• Extracted material:
__________
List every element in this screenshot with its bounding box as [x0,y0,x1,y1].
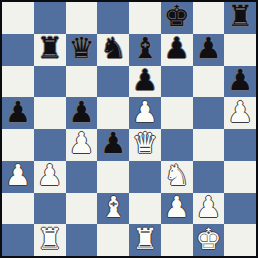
square-c8[interactable] [66,2,98,34]
square-a8[interactable] [2,2,34,34]
square-c5[interactable]: ♟ [66,97,98,129]
square-a4[interactable] [2,129,34,161]
black-pawn[interactable]: ♟ [100,129,126,158]
square-h3[interactable] [224,161,256,193]
square-h6[interactable]: ♟ [224,66,256,98]
square-b6[interactable] [34,66,66,98]
square-g5[interactable] [193,97,225,129]
square-g7[interactable]: ♟ [193,34,225,66]
board-frame: ♚♜♜♛♞♝♟♟♟♟♟♟♟♟♟♟♛♟♟♞♝♟♟♜♜♚ [0,0,258,258]
square-h5[interactable]: ♟ [224,97,256,129]
square-e5[interactable]: ♟ [129,97,161,129]
white-pawn[interactable]: ♟ [68,129,94,158]
white-rook[interactable]: ♜ [132,225,158,254]
black-knight[interactable]: ♞ [100,34,126,63]
square-g3[interactable] [193,161,225,193]
square-e8[interactable] [129,2,161,34]
square-c6[interactable] [66,66,98,98]
white-bishop[interactable]: ♝ [100,193,126,222]
white-knight[interactable]: ♞ [164,161,190,190]
square-f5[interactable] [161,97,193,129]
square-f6[interactable] [161,66,193,98]
square-f3[interactable]: ♞ [161,161,193,193]
square-d8[interactable] [97,2,129,34]
square-h1[interactable] [224,224,256,256]
square-g6[interactable] [193,66,225,98]
square-a7[interactable] [2,34,34,66]
square-g2[interactable]: ♟ [193,193,225,225]
square-d6[interactable] [97,66,129,98]
square-b7[interactable]: ♜ [34,34,66,66]
chess-board: ♚♜♜♛♞♝♟♟♟♟♟♟♟♟♟♟♛♟♟♞♝♟♟♜♜♚ [2,2,256,256]
square-f7[interactable]: ♟ [161,34,193,66]
white-pawn[interactable]: ♟ [132,98,158,127]
black-pawn[interactable]: ♟ [227,66,253,95]
square-a6[interactable] [2,66,34,98]
square-c7[interactable]: ♛ [66,34,98,66]
black-pawn[interactable]: ♟ [195,34,221,63]
square-b8[interactable] [34,2,66,34]
square-e4[interactable]: ♛ [129,129,161,161]
square-c3[interactable] [66,161,98,193]
square-b4[interactable] [34,129,66,161]
square-g4[interactable] [193,129,225,161]
square-e7[interactable]: ♝ [129,34,161,66]
square-b5[interactable] [34,97,66,129]
square-a2[interactable] [2,193,34,225]
square-e6[interactable]: ♟ [129,66,161,98]
square-d7[interactable]: ♞ [97,34,129,66]
square-h8[interactable]: ♜ [224,2,256,34]
square-g8[interactable] [193,2,225,34]
white-pawn[interactable]: ♟ [37,161,63,190]
white-rook[interactable]: ♜ [37,225,63,254]
black-rook[interactable]: ♜ [227,2,253,31]
square-c4[interactable]: ♟ [66,129,98,161]
square-e1[interactable]: ♜ [129,224,161,256]
square-h7[interactable] [224,34,256,66]
square-d2[interactable]: ♝ [97,193,129,225]
square-e3[interactable] [129,161,161,193]
square-d4[interactable]: ♟ [97,129,129,161]
square-d3[interactable] [97,161,129,193]
white-pawn[interactable]: ♟ [227,98,253,127]
white-pawn[interactable]: ♟ [5,161,31,190]
black-rook[interactable]: ♜ [37,34,63,63]
square-d1[interactable] [97,224,129,256]
square-b2[interactable] [34,193,66,225]
white-queen[interactable]: ♛ [132,129,158,158]
square-g1[interactable]: ♚ [193,224,225,256]
black-pawn[interactable]: ♟ [164,34,190,63]
square-e2[interactable] [129,193,161,225]
square-d5[interactable] [97,97,129,129]
square-f4[interactable] [161,129,193,161]
white-king[interactable]: ♚ [195,225,221,254]
black-queen[interactable]: ♛ [68,34,94,63]
black-pawn[interactable]: ♟ [68,98,94,127]
square-b1[interactable]: ♜ [34,224,66,256]
square-f2[interactable]: ♟ [161,193,193,225]
black-bishop[interactable]: ♝ [132,34,158,63]
white-pawn[interactable]: ♟ [164,193,190,222]
square-c2[interactable] [66,193,98,225]
black-pawn[interactable]: ♟ [132,66,158,95]
square-f1[interactable] [161,224,193,256]
square-a1[interactable] [2,224,34,256]
black-king[interactable]: ♚ [164,2,190,31]
square-h2[interactable] [224,193,256,225]
square-b3[interactable]: ♟ [34,161,66,193]
white-pawn[interactable]: ♟ [195,193,221,222]
square-c1[interactable] [66,224,98,256]
black-pawn[interactable]: ♟ [5,98,31,127]
square-f8[interactable]: ♚ [161,2,193,34]
square-a3[interactable]: ♟ [2,161,34,193]
square-h4[interactable] [224,129,256,161]
square-a5[interactable]: ♟ [2,97,34,129]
__________
• Exercise requirements: Present every line of the entries above as a Markdown table with the columns No. and Line, numbering the rows and leaving out blank lines. Omit the pictures.

• Reply:
| No. | Line |
|---|---|
| 1 | List every element in this screenshot with its bounding box as [x0,y0,x1,y1]. |
| 2 | square-c8[interactable] [66,2,98,34] |
| 3 | square-a8[interactable] [2,2,34,34] |
| 4 | square-c5[interactable]: ♟ [66,97,98,129] |
| 5 | square-a4[interactable] [2,129,34,161] |
| 6 | black-pawn[interactable]: ♟ [100,129,126,158] |
| 7 | square-h3[interactable] [224,161,256,193] |
| 8 | square-h6[interactable]: ♟ [224,66,256,98] |
| 9 | square-b6[interactable] [34,66,66,98] |
| 10 | square-g5[interactable] [193,97,225,129] |
| 11 | square-g7[interactable]: ♟ [193,34,225,66] |
| 12 | board-frame: ♚♜♜♛♞♝♟♟♟♟♟♟♟♟♟♟♛♟♟♞♝♟♟♜♜♚ [0,0,258,258] |
| 13 | square-h5[interactable]: ♟ [224,97,256,129] |
| 14 | square-e5[interactable]: ♟ [129,97,161,129] |
| 15 | white-pawn[interactable]: ♟ [68,129,94,158] |
| 16 | white-rook[interactable]: ♜ [132,225,158,254] |
| 17 | black-knight[interactable]: ♞ [100,34,126,63] |
| 18 | square-g3[interactable] [193,161,225,193] |
| 19 | square-e8[interactable] [129,2,161,34] |
| 20 | square-c6[interactable] [66,66,98,98] |
| 21 | white-bishop[interactable]: ♝ [100,193,126,222] |
| 22 | white-knight[interactable]: ♞ [164,161,190,190] |
| 23 | square-f5[interactable] [161,97,193,129] |
| 24 | square-f6[interactable] [161,66,193,98] |
| 25 | square-f3[interactable]: ♞ [161,161,193,193] |
| 26 | square-d8[interactable] [97,2,129,34] |
| 27 | square-h1[interactable] [224,224,256,256] |
| 28 | square-g6[interactable] [193,66,225,98] |
| 29 | square-a7[interactable] [2,34,34,66] |
| 30 | square-g2[interactable]: ♟ [193,193,225,225] |
| 31 | square-d6[interactable] [97,66,129,98] |
| 32 | square-b7[interactable]: ♜ [34,34,66,66] |
| 33 | chess-board: ♚♜♜♛♞♝♟♟♟♟♟♟♟♟♟♟♛♟♟♞♝♟♟♜♜♚ [2,2,256,256] |
| 34 | square-f7[interactable]: ♟ [161,34,193,66] |
| 35 | white-pawn[interactable]: ♟ [132,98,158,127] |
| 36 | black-pawn[interactable]: ♟ [227,66,253,95] |
| 37 | square-a6[interactable] [2,66,34,98] |
| 38 | square-c7[interactable]: ♛ [66,34,98,66] |
| 39 | black-pawn[interactable]: ♟ [195,34,221,63] |
| 40 | square-b8[interactable] [34,2,66,34] |
| 41 | square-e4[interactable]: ♛ [129,129,161,161] |
| 42 | square-c3[interactable] [66,161,98,193] |
| 43 | square-b4[interactable] [34,129,66,161] |
| 44 | square-g4[interactable] [193,129,225,161] |
| 45 | square-e7[interactable]: ♝ [129,34,161,66] |
| 46 | square-b5[interactable] [34,97,66,129] |
| 47 | square-a2[interactable] [2,193,34,225] |
| 48 | square-e6[interactable]: ♟ [129,66,161,98] |
| 49 | square-d7[interactable]: ♞ [97,34,129,66] |
| 50 | square-h8[interactable]: ♜ [224,2,256,34] |
| 51 | square-g8[interactable] [193,2,225,34] |
| 52 | white-pawn[interactable]: ♟ [37,161,63,190] |
| 53 | white-rook[interactable]: ♜ [37,225,63,254] |
| 54 | black-rook[interactable]: ♜ [227,2,253,31] |
| 55 | square-c4[interactable]: ♟ [66,129,98,161] |
| 56 | square-e1[interactable]: ♜ [129,224,161,256] |
| 57 | square-h7[interactable] [224,34,256,66] |
| 58 | square-d2[interactable]: ♝ [97,193,129,225] |
| 59 | square-e3[interactable] [129,161,161,193] |
| 60 | square-d4[interactable]: ♟ [97,129,129,161] |
| 61 | square-d3[interactable] [97,161,129,193] |
| 62 | white-pawn[interactable]: ♟ [227,98,253,127] |
| 63 | white-pawn[interactable]: ♟ [5,161,31,190] |
| 64 | black-rook[interactable]: ♜ [37,34,63,63] |
| 65 | square-d1[interactable] [97,224,129,256] |
| 66 | square-b2[interactable] [34,193,66,225] |
| 67 | white-queen[interactable]: ♛ [132,129,158,158] |
| 68 | square-g1[interactable]: ♚ [193,224,225,256] |
| 69 | black-pawn[interactable]: ♟ [164,34,190,63] |
| 70 | square-e2[interactable] [129,193,161,225] |
| 71 | square-d5[interactable] [97,97,129,129] |
| 72 | square-f4[interactable] [161,129,193,161] |
| 73 | white-king[interactable]: ♚ [195,225,221,254] |
| 74 | black-queen[interactable]: ♛ [68,34,94,63] |
| 75 | black-pawn[interactable]: ♟ [68,98,94,127] |
| 76 | square-b1[interactable]: ♜ [34,224,66,256] |
| 77 | square-f2[interactable]: ♟ [161,193,193,225] |
| 78 | black-bishop[interactable]: ♝ [132,34,158,63] |
| 79 | white-pawn[interactable]: ♟ [164,193,190,222] |
| 80 | square-c2[interactable] [66,193,98,225] |
| 81 | black-pawn[interactable]: ♟ [132,66,158,95] |
| 82 | square-f1[interactable] [161,224,193,256] |
| 83 | square-a1[interactable] [2,224,34,256] |
| 84 | black-king[interactable]: ♚ [164,2,190,31] |
| 85 | square-h2[interactable] [224,193,256,225] |
| 86 | square-b3[interactable]: ♟ [34,161,66,193] |
| 87 | white-pawn[interactable]: ♟ [195,193,221,222] |
| 88 | square-c1[interactable] [66,224,98,256] |
| 89 | black-pawn[interactable]: ♟ [5,98,31,127] |
| 90 | square-f8[interactable]: ♚ [161,2,193,34] |
| 91 | square-a3[interactable]: ♟ [2,161,34,193] |
| 92 | square-h4[interactable] [224,129,256,161] |
| 93 | square-a5[interactable]: ♟ [2,97,34,129] |